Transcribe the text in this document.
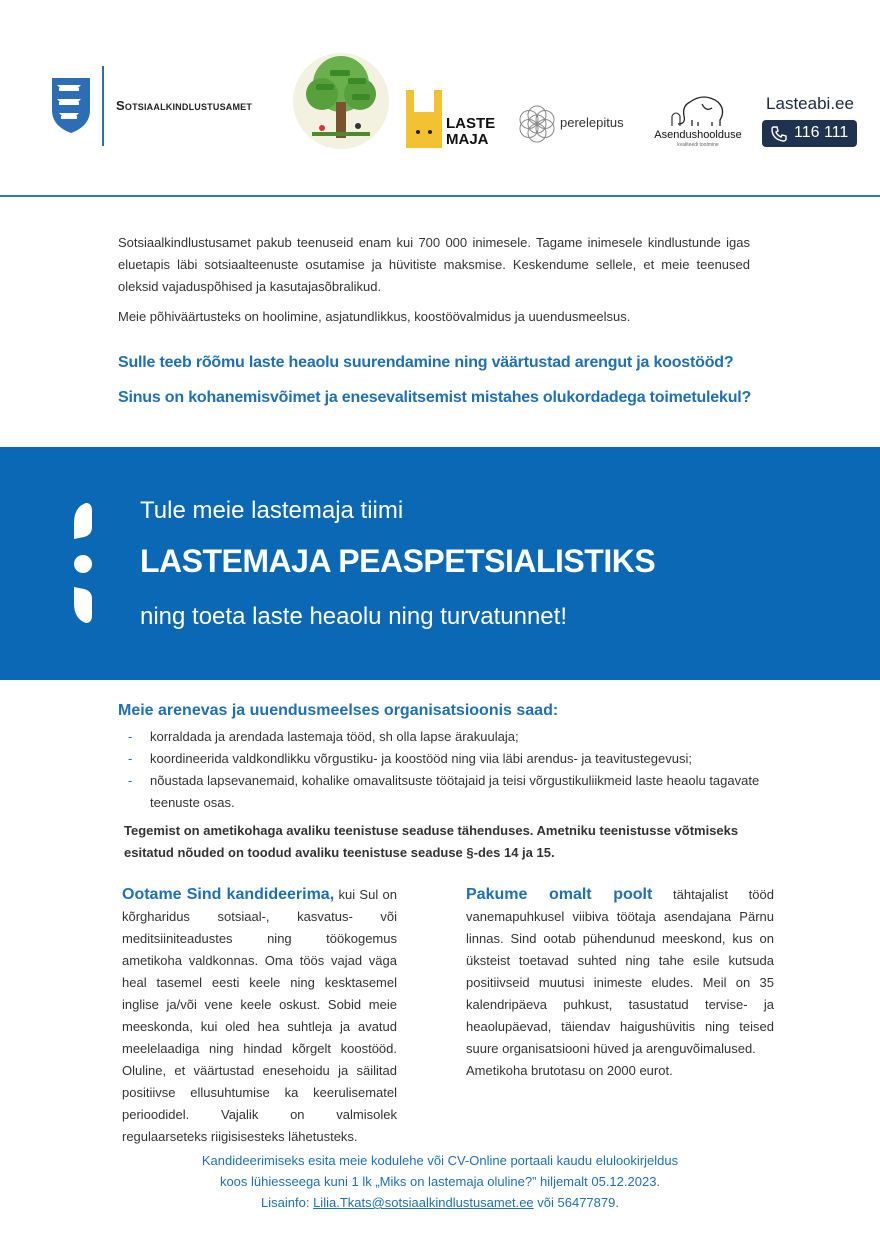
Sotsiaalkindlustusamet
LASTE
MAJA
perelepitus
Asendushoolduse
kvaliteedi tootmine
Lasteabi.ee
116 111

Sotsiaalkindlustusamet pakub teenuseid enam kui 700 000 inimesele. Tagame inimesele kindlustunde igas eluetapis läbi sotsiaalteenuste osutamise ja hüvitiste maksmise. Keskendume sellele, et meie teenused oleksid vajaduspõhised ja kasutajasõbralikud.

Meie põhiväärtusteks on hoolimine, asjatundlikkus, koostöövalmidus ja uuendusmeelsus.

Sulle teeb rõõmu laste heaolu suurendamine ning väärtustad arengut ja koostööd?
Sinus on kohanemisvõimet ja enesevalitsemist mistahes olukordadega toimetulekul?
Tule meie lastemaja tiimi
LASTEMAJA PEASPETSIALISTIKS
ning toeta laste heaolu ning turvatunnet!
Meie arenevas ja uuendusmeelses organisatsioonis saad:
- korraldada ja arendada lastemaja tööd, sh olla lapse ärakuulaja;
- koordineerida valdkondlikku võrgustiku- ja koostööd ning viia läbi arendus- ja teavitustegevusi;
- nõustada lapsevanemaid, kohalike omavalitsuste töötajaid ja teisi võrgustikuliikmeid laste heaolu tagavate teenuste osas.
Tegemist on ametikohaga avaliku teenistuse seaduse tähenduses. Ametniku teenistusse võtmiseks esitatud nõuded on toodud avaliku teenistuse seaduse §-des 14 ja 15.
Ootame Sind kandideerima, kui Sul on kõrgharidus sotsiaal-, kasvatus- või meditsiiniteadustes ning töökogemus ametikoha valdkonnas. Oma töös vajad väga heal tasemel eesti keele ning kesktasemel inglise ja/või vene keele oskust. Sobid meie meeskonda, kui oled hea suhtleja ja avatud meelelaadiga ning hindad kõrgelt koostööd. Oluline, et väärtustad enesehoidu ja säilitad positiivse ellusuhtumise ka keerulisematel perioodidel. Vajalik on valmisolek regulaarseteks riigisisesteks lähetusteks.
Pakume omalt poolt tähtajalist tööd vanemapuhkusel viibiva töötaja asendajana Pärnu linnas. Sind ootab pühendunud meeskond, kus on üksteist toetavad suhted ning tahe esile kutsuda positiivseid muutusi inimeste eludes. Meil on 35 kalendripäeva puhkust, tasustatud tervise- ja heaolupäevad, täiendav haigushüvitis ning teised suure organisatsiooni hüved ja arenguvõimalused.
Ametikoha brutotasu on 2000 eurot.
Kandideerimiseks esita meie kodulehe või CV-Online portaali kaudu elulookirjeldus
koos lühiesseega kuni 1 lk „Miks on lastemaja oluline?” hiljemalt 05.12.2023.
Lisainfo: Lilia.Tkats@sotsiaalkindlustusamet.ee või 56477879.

■ ■ ■ ■ ■ ■ ■

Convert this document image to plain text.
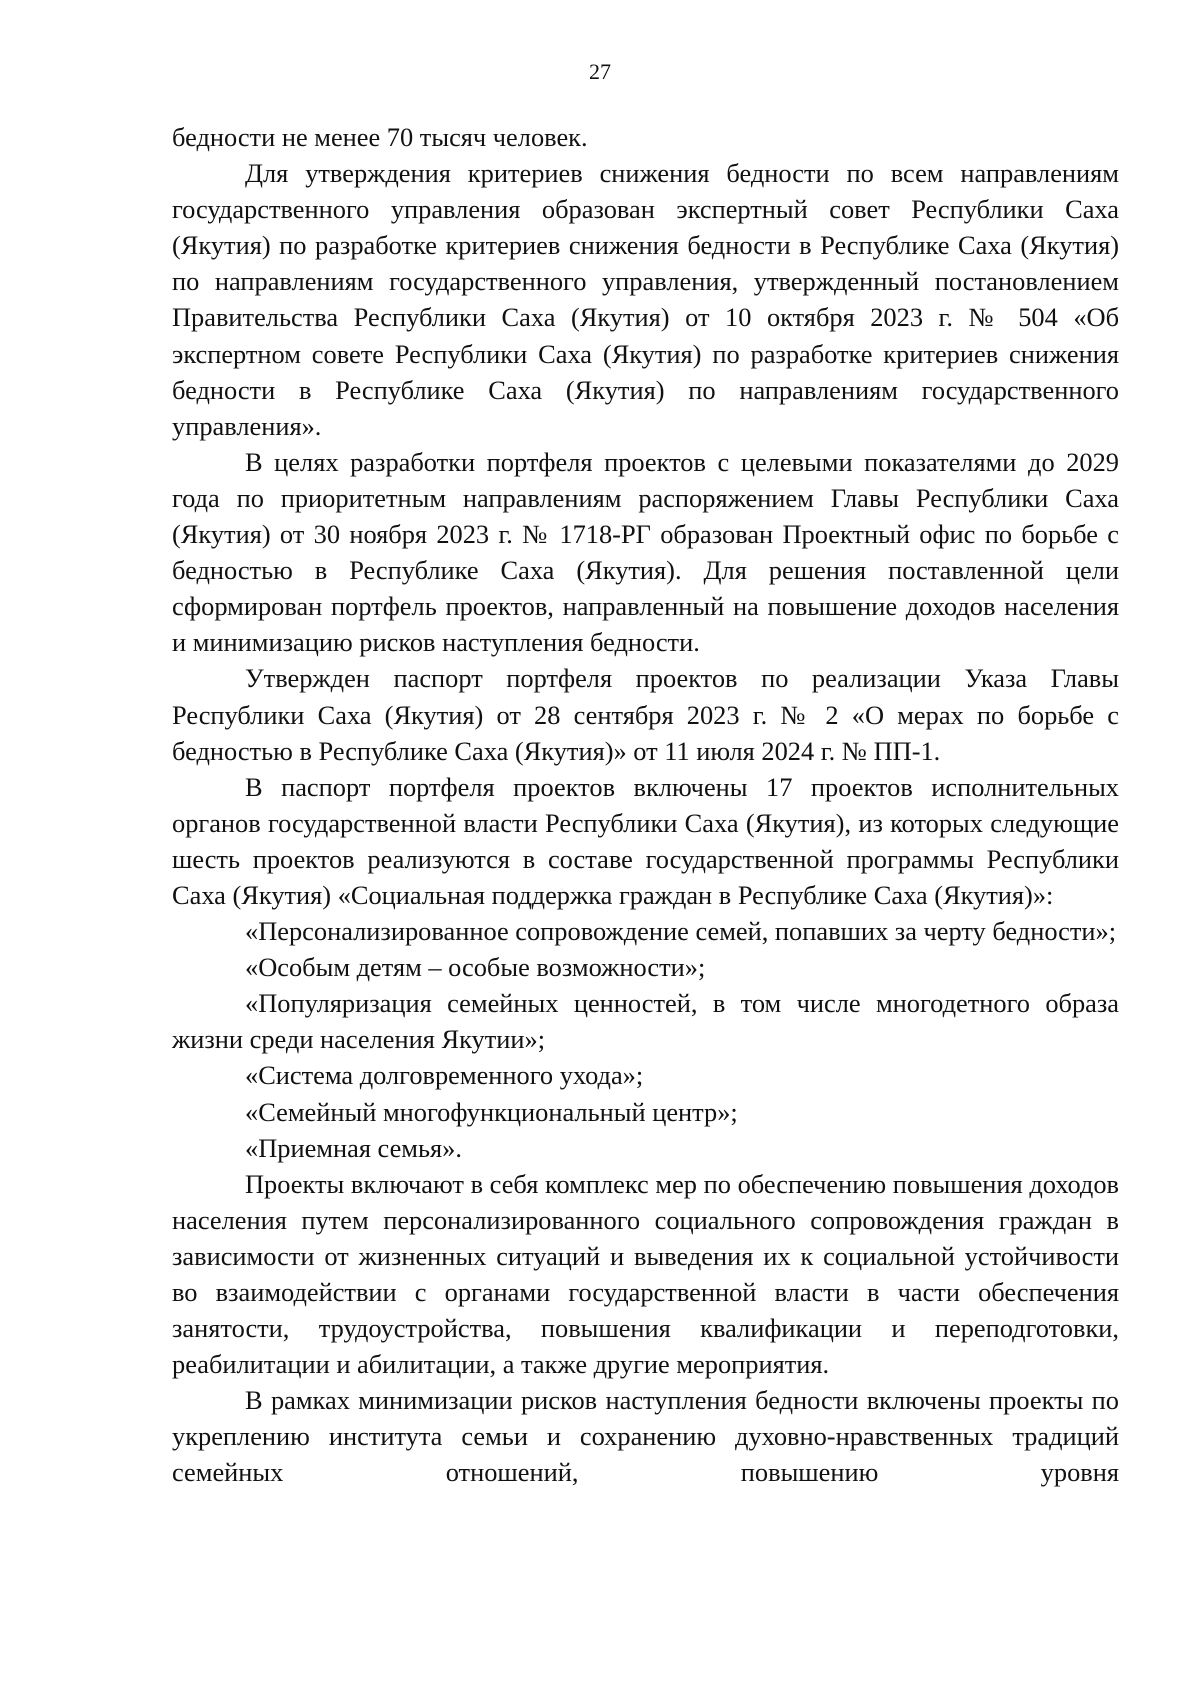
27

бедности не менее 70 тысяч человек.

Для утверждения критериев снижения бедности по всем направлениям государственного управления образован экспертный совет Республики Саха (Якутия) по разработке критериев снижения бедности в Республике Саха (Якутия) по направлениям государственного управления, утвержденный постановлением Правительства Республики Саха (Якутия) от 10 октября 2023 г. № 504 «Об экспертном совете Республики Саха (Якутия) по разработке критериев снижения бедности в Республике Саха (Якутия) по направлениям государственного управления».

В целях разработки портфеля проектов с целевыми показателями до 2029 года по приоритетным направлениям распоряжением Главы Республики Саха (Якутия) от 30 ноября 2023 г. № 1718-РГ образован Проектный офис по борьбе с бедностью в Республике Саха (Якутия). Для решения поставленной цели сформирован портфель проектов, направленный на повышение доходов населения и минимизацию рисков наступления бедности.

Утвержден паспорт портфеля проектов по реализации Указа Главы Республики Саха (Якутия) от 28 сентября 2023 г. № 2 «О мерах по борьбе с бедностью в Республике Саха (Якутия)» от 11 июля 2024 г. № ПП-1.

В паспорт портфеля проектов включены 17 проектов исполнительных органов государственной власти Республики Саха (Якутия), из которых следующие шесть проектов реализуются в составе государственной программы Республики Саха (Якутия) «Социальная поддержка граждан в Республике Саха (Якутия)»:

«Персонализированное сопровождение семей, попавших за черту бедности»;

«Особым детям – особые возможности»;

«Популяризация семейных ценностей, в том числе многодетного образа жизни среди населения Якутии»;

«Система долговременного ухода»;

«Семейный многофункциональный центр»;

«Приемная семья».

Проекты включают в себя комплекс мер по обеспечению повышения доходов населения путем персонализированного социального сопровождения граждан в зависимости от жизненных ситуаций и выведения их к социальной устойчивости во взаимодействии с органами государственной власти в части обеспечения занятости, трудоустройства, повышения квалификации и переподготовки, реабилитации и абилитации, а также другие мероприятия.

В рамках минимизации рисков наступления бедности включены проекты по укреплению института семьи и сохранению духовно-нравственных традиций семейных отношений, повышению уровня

■ ■ ■ ■ ■ ■ ■

_Short exercise_. Select all lines with the word "text" from the entries above.

_Written response_.
Transcribe the text in this document.
Convert this document image to plain text.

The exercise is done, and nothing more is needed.